> [Short problem]:
Find the lines with the string "text" and return them.

(Data records)
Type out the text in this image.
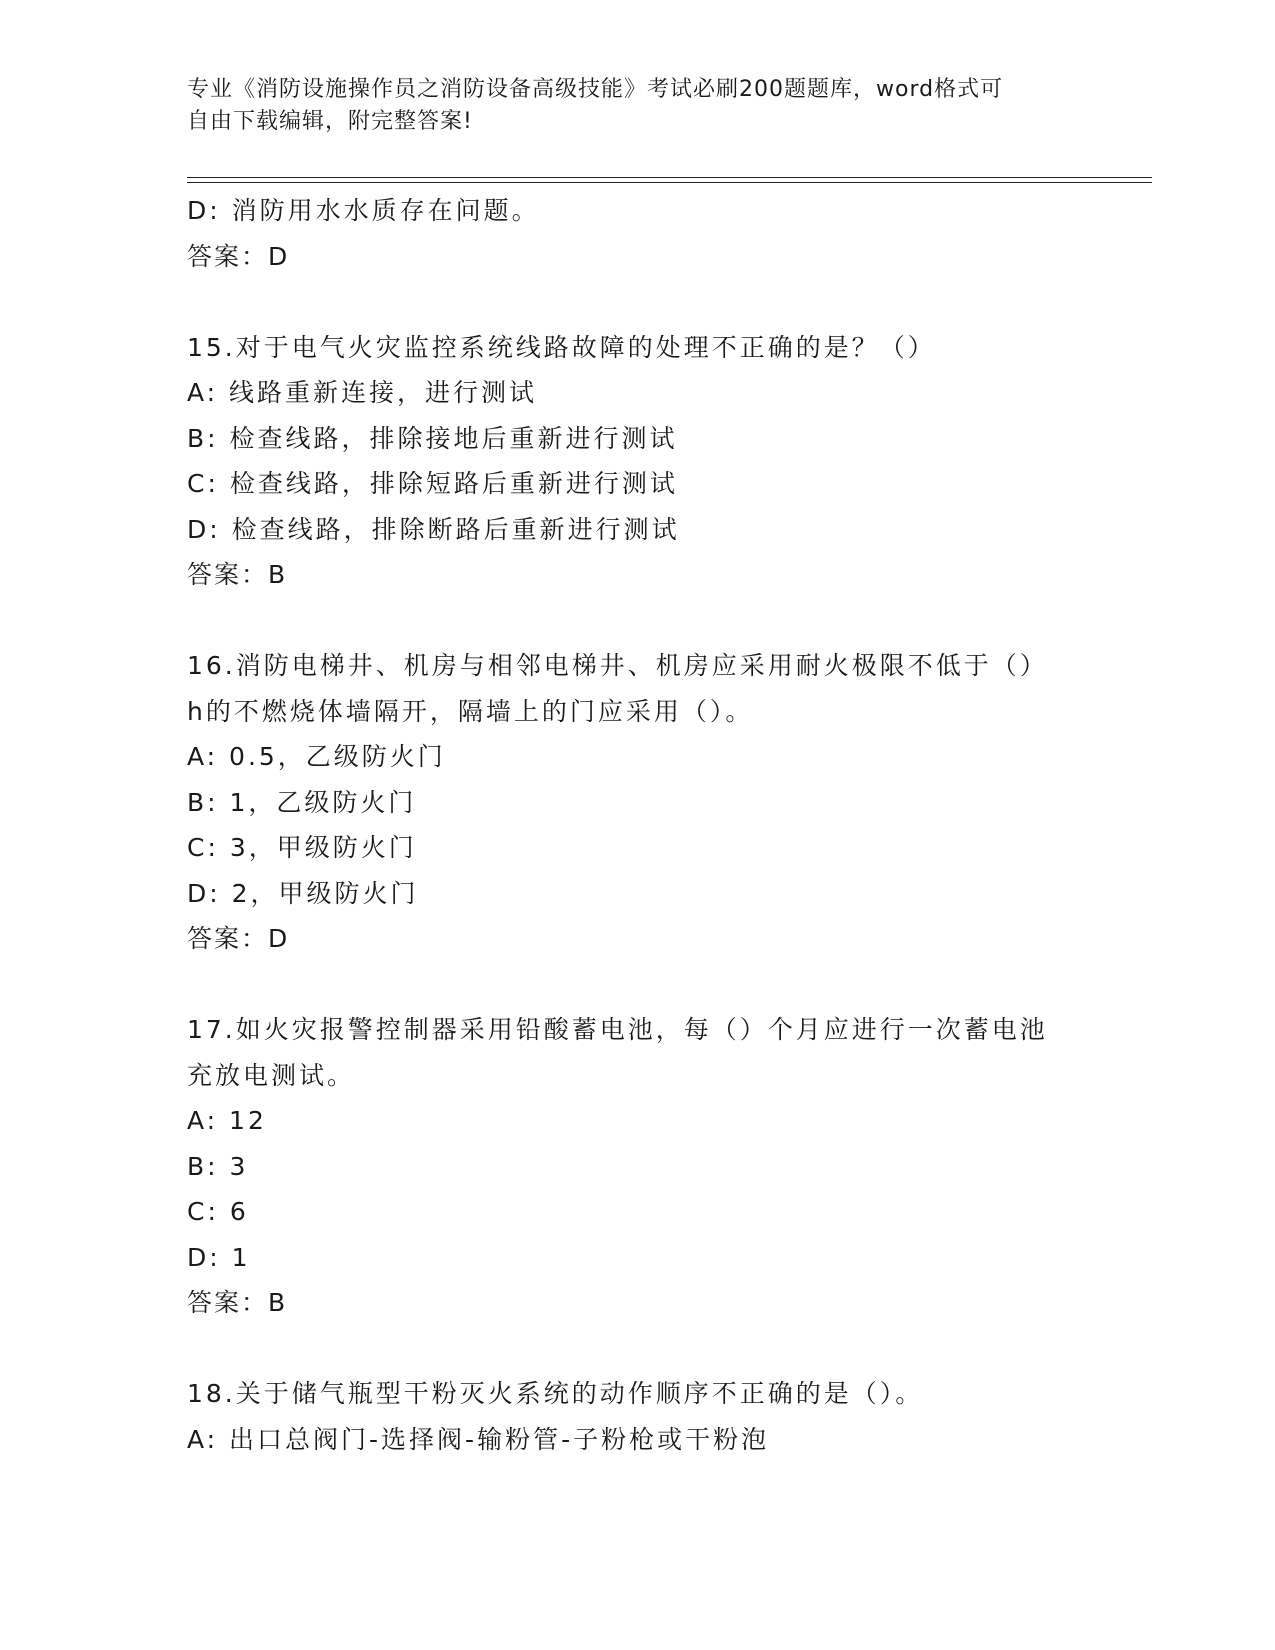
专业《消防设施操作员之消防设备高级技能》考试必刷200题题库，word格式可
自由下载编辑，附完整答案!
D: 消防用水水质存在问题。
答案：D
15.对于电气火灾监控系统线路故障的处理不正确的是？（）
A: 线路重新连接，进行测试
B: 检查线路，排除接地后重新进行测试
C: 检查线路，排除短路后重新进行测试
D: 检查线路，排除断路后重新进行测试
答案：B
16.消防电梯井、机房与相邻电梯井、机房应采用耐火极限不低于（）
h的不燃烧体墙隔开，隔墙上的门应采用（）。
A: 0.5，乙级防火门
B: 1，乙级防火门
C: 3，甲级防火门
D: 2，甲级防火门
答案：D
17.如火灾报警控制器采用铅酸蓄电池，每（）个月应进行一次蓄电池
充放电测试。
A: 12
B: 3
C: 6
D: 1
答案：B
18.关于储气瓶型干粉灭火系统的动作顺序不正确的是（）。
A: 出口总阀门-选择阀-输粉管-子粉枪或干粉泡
==
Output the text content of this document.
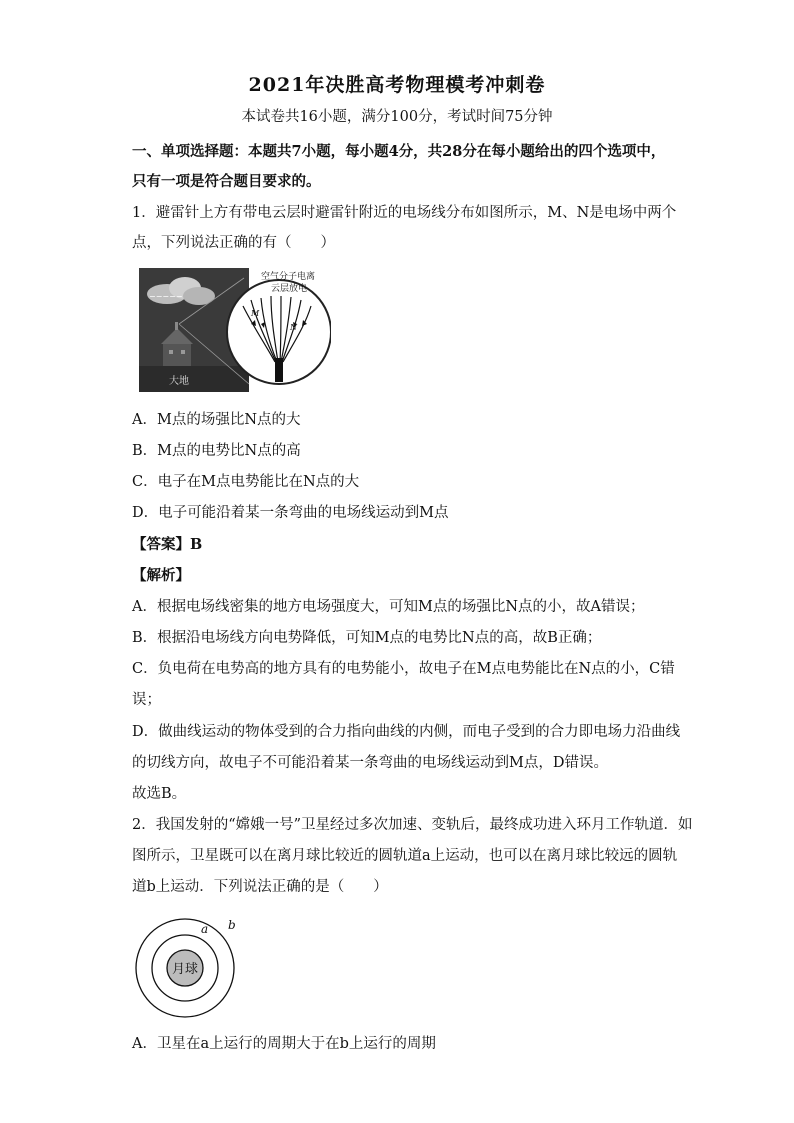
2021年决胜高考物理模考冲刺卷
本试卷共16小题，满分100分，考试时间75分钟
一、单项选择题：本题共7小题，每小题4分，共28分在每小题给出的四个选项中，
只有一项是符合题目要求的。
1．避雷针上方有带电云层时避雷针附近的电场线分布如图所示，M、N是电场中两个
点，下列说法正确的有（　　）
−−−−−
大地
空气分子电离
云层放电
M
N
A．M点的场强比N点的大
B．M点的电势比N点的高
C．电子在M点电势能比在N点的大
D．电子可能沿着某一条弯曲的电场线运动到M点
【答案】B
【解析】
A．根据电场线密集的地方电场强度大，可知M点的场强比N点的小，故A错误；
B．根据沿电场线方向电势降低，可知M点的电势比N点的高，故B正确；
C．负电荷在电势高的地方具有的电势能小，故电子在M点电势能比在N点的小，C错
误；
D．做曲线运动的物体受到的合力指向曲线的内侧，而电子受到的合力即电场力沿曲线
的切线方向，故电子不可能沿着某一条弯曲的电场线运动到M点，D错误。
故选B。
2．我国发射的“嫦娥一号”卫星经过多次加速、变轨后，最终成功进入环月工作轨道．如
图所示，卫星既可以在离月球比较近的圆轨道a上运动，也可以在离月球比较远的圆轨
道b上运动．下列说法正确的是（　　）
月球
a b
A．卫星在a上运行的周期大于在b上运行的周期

> [The reply]:
Type out the text in this image.
Output the text content of this document.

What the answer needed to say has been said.